Working data:
==========

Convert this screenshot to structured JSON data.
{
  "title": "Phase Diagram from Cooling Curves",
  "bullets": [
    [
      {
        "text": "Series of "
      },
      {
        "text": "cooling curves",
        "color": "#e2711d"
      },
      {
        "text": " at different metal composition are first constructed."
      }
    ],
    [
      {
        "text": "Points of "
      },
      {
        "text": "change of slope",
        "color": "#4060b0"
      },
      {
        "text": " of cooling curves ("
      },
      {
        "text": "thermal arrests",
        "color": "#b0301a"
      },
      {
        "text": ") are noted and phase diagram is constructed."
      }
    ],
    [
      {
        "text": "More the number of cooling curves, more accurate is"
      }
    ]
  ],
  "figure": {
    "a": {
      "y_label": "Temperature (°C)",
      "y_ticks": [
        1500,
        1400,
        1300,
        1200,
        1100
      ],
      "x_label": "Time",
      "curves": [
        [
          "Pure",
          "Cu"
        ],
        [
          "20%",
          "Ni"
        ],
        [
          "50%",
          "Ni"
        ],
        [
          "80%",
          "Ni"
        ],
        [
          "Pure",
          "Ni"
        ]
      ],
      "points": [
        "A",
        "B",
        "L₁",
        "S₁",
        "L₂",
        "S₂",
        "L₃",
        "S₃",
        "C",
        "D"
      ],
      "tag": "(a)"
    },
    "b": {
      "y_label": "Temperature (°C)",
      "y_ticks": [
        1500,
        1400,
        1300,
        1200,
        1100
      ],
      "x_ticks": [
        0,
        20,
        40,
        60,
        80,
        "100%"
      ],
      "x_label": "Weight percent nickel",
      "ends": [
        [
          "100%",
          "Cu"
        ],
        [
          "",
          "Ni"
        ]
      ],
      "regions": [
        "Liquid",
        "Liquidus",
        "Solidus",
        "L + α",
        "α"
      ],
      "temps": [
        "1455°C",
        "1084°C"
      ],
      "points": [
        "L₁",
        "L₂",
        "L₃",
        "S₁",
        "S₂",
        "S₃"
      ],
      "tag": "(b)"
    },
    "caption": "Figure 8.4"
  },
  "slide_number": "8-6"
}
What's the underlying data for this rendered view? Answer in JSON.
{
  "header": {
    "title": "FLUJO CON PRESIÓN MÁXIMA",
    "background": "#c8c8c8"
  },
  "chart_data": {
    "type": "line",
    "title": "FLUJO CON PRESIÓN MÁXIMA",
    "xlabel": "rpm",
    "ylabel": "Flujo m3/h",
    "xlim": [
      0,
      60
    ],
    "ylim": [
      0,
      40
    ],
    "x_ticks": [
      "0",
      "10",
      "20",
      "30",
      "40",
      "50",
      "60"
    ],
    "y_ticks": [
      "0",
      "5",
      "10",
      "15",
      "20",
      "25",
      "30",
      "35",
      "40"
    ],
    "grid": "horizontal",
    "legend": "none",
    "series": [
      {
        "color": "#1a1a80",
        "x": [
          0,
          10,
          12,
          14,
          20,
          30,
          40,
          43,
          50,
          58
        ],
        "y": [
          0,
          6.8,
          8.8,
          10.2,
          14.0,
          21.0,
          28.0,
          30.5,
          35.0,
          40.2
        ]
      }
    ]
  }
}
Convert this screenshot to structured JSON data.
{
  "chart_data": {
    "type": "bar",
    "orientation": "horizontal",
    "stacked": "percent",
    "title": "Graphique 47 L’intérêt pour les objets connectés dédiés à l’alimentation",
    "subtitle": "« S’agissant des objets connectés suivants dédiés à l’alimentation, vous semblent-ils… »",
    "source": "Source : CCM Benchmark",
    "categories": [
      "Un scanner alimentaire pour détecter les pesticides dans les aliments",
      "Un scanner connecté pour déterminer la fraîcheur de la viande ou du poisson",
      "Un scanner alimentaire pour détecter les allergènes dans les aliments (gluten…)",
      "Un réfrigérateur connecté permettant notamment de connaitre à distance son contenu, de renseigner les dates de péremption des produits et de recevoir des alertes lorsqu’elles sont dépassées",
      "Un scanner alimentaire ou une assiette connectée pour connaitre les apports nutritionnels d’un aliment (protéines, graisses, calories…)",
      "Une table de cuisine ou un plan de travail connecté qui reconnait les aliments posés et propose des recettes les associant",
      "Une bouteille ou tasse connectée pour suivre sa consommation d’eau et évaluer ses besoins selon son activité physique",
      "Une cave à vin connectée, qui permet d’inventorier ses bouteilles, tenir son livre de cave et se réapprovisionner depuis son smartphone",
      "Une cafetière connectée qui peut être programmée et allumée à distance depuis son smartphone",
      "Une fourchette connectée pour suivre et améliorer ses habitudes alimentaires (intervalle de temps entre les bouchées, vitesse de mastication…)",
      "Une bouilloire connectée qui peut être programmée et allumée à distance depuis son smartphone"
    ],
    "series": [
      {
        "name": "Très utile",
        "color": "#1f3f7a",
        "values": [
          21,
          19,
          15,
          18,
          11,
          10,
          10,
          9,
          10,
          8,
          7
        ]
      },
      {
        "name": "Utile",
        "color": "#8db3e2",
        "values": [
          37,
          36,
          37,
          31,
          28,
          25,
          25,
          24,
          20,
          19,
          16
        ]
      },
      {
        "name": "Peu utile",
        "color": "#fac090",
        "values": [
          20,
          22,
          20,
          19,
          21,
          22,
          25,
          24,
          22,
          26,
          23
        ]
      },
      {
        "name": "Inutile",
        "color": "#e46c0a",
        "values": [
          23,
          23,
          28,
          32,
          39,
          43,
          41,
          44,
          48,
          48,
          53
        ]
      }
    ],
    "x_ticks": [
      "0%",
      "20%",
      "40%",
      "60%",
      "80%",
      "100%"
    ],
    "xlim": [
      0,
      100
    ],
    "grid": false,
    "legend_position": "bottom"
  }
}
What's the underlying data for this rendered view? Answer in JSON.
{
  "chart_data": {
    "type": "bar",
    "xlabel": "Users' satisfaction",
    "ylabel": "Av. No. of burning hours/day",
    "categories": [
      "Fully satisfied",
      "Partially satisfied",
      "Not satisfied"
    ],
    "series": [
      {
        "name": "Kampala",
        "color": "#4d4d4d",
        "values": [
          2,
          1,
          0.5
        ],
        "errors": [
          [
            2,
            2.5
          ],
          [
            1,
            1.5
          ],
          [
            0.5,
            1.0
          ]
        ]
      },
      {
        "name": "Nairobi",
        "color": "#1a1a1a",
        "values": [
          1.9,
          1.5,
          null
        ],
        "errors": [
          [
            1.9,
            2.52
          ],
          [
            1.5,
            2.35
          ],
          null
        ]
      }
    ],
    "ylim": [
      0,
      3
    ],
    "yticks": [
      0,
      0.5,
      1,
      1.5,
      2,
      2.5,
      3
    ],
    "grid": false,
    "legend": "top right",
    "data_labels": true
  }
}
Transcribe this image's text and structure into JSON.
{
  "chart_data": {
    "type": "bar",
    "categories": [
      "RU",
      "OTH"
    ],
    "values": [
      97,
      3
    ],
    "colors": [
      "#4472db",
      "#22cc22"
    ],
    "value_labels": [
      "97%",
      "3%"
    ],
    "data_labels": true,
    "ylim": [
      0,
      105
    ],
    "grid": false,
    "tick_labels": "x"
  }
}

==========

What you are asked to do: All of the entries must be written out exactly as they stand.

Task output:
Convert this screenshot to structured JSON data.
{
  "title": "Phase Diagram from Cooling Curves",
  "bullets": [
    [
      {
        "text": "Series of "
      },
      {
        "text": "cooling curves",
        "color": "#e2711d"
      },
      {
        "text": " at different metal composition are first constructed."
      }
    ],
    [
      {
        "text": "Points of "
      },
      {
        "text": "change of slope",
        "color": "#4060b0"
      },
      {
        "text": " of cooling curves ("
      },
      {
        "text": "thermal arrests",
        "color": "#b0301a"
      },
      {
        "text": ") are noted and phase diagram is constructed."
      }
    ],
    [
      {
        "text": "More the number of cooling curves, more accurate is"
      }
    ]
  ],
  "figure": {
    "a": {
      "y_label": "Temperature (°C)",
      "y_ticks": [
        1500,
        1400,
        1300,
        1200,
        1100
      ],
      "x_label": "Time",
      "curves": [
        [
          "Pure",
          "Cu"
        ],
        [
          "20%",
          "Ni"
        ],
        [
          "50%",
          "Ni"
        ],
        [
          "80%",
          "Ni"
        ],
        [
          "Pure",
          "Ni"
        ]
      ],
      "points": [
        "A",
        "B",
        "L₁",
        "S₁",
        "L₂",
        "S₂",
        "L₃",
        "S₃",
        "C",
        "D"
      ],
      "tag": "(a)"
    },
    "b": {
      "y_label": "Temperature (°C)",
      "y_ticks": [
        1500,
        1400,
        1300,
        1200,
        1100
      ],
      "x_ticks": [
        0,
        20,
        40,
        60,
        80,
        "100%"
      ],
      "x_label": "Weight percent nickel",
      "ends": [
        [
          "100%",
          "Cu"
        ],
        [
          "",
          "Ni"
        ]
      ],
      "regions": [
        "Liquid",
        "Liquidus",
        "Solidus",
        "L + α",
        "α"
      ],
      "temps": [
        "1455°C",
        "1084°C"
      ],
      "points": [
        "L₁",
        "L₂",
        "L₃",
        "S₁",
        "S₂",
        "S₃"
      ],
      "tag": "(b)"
    },
    "caption": "Figure 8.4"
  },
  "slide_number": "8-6"
}
What's the underlying data for this rendered view? Answer in JSON.
{
  "header": {
    "title": "FLUJO CON PRESIÓN MÁXIMA",
    "background": "#c8c8c8"
  },
  "chart_data": {
    "type": "line",
    "title": "FLUJO CON PRESIÓN MÁXIMA",
    "xlabel": "rpm",
    "ylabel": "Flujo m3/h",
    "xlim": [
      0,
      60
    ],
    "ylim": [
      0,
      40
    ],
    "x_ticks": [
      "0",
      "10",
      "20",
      "30",
      "40",
      "50",
      "60"
    ],
    "y_ticks": [
      "0",
      "5",
      "10",
      "15",
      "20",
      "25",
      "30",
      "35",
      "40"
    ],
    "grid": "horizontal",
    "legend": "none",
    "series": [
      {
        "color": "#1a1a80",
        "x": [
          0,
          10,
          12,
          14,
          20,
          30,
          40,
          43,
          50,
          58
        ],
        "y": [
          0,
          6.8,
          8.8,
          10.2,
          14.0,
          21.0,
          28.0,
          30.5,
          35.0,
          40.2
        ]
      }
    ]
  }
}
Convert this screenshot to structured JSON data.
{
  "chart_data": {
    "type": "bar",
    "orientation": "horizontal",
    "stacked": "percent",
    "title": "Graphique 47 L’intérêt pour les objets connectés dédiés à l’alimentation",
    "subtitle": "« S’agissant des objets connectés suivants dédiés à l’alimentation, vous semblent-ils… »",
    "source": "Source : CCM Benchmark",
    "categories": [
      "Un scanner alimentaire pour détecter les pesticides dans les aliments",
      "Un scanner connecté pour déterminer la fraîcheur de la viande ou du poisson",
      "Un scanner alimentaire pour détecter les allergènes dans les aliments (gluten…)",
      "Un réfrigérateur connecté permettant notamment de connaitre à distance son contenu, de renseigner les dates de péremption des produits et de recevoir des alertes lorsqu’elles sont dépassées",
      "Un scanner alimentaire ou une assiette connectée pour connaitre les apports nutritionnels d’un aliment (protéines, graisses, calories…)",
      "Une table de cuisine ou un plan de travail connecté qui reconnait les aliments posés et propose des recettes les associant",
      "Une bouteille ou tasse connectée pour suivre sa consommation d’eau et évaluer ses besoins selon son activité physique",
      "Une cave à vin connectée, qui permet d’inventorier ses bouteilles, tenir son livre de cave et se réapprovisionner depuis son smartphone",
      "Une cafetière connectée qui peut être programmée et allumée à distance depuis son smartphone",
      "Une fourchette connectée pour suivre et améliorer ses habitudes alimentaires (intervalle de temps entre les bouchées, vitesse de mastication…)",
      "Une bouilloire connectée qui peut être programmée et allumée à distance depuis son smartphone"
    ],
    "series": [
      {
        "name": "Très utile",
        "color": "#1f3f7a",
        "values": [
          21,
          19,
          15,
          18,
          11,
          10,
          10,
          9,
          10,
          8,
          7
        ]
      },
      {
        "name": "Utile",
        "color": "#8db3e2",
        "values": [
          37,
          36,
          37,
          31,
          28,
          25,
          25,
          24,
          20,
          19,
          16
        ]
      },
      {
        "name": "Peu utile",
        "color": "#fac090",
        "values": [
          20,
          22,
          20,
          19,
          21,
          22,
          25,
          24,
          22,
          26,
          23
        ]
      },
      {
        "name": "Inutile",
        "color": "#e46c0a",
        "values": [
          23,
          23,
          28,
          32,
          39,
          43,
          41,
          44,
          48,
          48,
          53
        ]
      }
    ],
    "x_ticks": [
      "0%",
      "20%",
      "40%",
      "60%",
      "80%",
      "100%"
    ],
    "xlim": [
      0,
      100
    ],
    "grid": false,
    "legend_position": "bottom"
  }
}
What's the underlying data for this rendered view? Answer in JSON.
{
  "chart_data": {
    "type": "bar",
    "xlabel": "Users' satisfaction",
    "ylabel": "Av. No. of burning hours/day",
    "categories": [
      "Fully satisfied",
      "Partially satisfied",
      "Not satisfied"
    ],
    "series": [
      {
        "name": "Kampala",
        "color": "#4d4d4d",
        "values": [
          2,
          1,
          0.5
        ],
        "errors": [
          [
            2,
            2.5
          ],
          [
            1,
            1.5
          ],
          [
            0.5,
            1.0
          ]
        ]
      },
      {
        "name": "Nairobi",
        "color": "#1a1a1a",
        "values": [
          1.9,
          1.5,
          null
        ],
        "errors": [
          [
            1.9,
            2.52
          ],
          [
            1.5,
            2.35
          ],
          null
        ]
      }
    ],
    "ylim": [
      0,
      3
    ],
    "yticks": [
      0,
      0.5,
      1,
      1.5,
      2,
      2.5,
      3
    ],
    "grid": false,
    "legend": "top right",
    "data_labels": true
  }
}
Transcribe this image's text and structure into JSON.
{
  "chart_data": {
    "type": "bar",
    "categories": [
      "RU",
      "OTH"
    ],
    "values": [
      97,
      3
    ],
    "colors": [
      "#4472db",
      "#22cc22"
    ],
    "value_labels": [
      "97%",
      "3%"
    ],
    "data_labels": true,
    "ylim": [
      0,
      105
    ],
    "grid": false,
    "tick_labels": "x"
  }
}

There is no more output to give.